> _TASK TO CARRY OUT_
Please duplicate the lines below exactly, starting at the first line and ending at the line that contains "x-axis-title: Cluster —".

Bounding box entries:

[Start]

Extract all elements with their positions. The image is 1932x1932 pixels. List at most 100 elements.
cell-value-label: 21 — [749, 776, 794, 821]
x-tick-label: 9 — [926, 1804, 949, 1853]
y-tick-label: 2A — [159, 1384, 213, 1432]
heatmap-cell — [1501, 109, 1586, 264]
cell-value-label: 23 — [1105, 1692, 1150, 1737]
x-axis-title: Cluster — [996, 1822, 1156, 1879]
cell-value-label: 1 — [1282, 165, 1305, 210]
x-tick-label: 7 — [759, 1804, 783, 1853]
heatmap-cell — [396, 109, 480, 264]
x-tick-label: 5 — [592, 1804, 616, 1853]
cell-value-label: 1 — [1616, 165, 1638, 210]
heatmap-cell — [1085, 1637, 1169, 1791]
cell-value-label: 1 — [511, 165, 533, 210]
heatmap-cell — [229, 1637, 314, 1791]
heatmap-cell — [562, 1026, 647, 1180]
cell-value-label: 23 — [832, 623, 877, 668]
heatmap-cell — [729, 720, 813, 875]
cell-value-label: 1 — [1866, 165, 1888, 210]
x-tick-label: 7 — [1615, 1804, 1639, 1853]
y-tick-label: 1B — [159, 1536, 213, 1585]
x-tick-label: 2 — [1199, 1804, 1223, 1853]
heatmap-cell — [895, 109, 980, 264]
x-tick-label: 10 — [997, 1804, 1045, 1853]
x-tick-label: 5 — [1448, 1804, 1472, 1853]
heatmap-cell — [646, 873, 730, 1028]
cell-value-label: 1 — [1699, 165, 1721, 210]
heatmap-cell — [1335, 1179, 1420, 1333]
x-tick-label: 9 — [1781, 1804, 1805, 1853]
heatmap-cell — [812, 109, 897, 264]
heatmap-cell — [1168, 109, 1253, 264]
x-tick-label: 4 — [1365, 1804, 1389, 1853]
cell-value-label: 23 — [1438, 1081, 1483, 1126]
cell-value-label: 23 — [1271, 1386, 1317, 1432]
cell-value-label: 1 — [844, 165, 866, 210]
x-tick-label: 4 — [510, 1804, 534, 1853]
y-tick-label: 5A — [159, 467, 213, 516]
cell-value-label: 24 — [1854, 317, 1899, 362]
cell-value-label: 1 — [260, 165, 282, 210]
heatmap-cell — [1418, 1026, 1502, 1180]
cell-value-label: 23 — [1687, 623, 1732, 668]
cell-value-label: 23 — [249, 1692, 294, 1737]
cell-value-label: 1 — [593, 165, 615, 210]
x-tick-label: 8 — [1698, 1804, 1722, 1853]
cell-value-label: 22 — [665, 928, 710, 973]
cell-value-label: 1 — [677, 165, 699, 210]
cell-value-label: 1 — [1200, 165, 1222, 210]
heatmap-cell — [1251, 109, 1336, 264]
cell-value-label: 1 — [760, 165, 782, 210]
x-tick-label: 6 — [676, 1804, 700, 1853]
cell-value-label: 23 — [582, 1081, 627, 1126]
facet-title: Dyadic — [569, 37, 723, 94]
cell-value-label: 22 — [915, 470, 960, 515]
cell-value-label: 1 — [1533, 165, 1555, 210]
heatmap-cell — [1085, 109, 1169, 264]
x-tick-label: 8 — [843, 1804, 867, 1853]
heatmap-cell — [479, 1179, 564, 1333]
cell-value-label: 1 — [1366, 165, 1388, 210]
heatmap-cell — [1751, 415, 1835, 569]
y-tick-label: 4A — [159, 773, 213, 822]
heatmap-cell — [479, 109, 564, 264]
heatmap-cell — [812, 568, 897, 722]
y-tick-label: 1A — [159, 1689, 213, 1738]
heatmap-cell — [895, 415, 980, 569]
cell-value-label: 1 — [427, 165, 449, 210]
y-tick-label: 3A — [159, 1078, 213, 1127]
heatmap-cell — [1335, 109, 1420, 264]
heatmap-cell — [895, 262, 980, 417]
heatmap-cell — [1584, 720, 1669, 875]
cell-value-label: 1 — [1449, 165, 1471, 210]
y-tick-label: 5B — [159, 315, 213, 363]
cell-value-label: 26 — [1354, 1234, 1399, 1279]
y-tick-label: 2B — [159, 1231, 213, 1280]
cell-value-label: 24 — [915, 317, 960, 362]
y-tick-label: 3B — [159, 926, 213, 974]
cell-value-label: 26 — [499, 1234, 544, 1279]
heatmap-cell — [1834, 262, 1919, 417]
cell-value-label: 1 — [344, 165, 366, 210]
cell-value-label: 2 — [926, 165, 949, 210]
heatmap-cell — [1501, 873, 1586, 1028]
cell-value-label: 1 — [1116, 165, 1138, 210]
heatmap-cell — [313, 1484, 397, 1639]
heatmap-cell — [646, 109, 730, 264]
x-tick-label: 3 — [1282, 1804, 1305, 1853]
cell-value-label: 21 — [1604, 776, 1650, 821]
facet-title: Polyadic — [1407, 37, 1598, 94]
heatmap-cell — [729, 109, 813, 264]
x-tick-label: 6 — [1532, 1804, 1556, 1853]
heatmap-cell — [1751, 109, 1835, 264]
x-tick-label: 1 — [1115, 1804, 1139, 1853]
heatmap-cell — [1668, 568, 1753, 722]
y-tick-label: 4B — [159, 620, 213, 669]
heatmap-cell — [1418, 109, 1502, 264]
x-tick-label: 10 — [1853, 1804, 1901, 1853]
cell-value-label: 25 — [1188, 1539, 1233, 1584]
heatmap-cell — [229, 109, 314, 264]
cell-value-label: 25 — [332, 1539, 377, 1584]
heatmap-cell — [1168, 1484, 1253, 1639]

[End]

> _RESPONSE_
Extract all elements with their positions. The image is 1932x1932 pixels. List at most 100 elements.
cell-value-label: 21 — [749, 776, 794, 821]
x-tick-label: 9 — [926, 1804, 949, 1853]
y-tick-label: 2A — [159, 1384, 213, 1432]
heatmap-cell — [1501, 109, 1586, 264]
cell-value-label: 23 — [1105, 1692, 1150, 1737]
x-axis-title: Cluster — [996, 1822, 1156, 1879]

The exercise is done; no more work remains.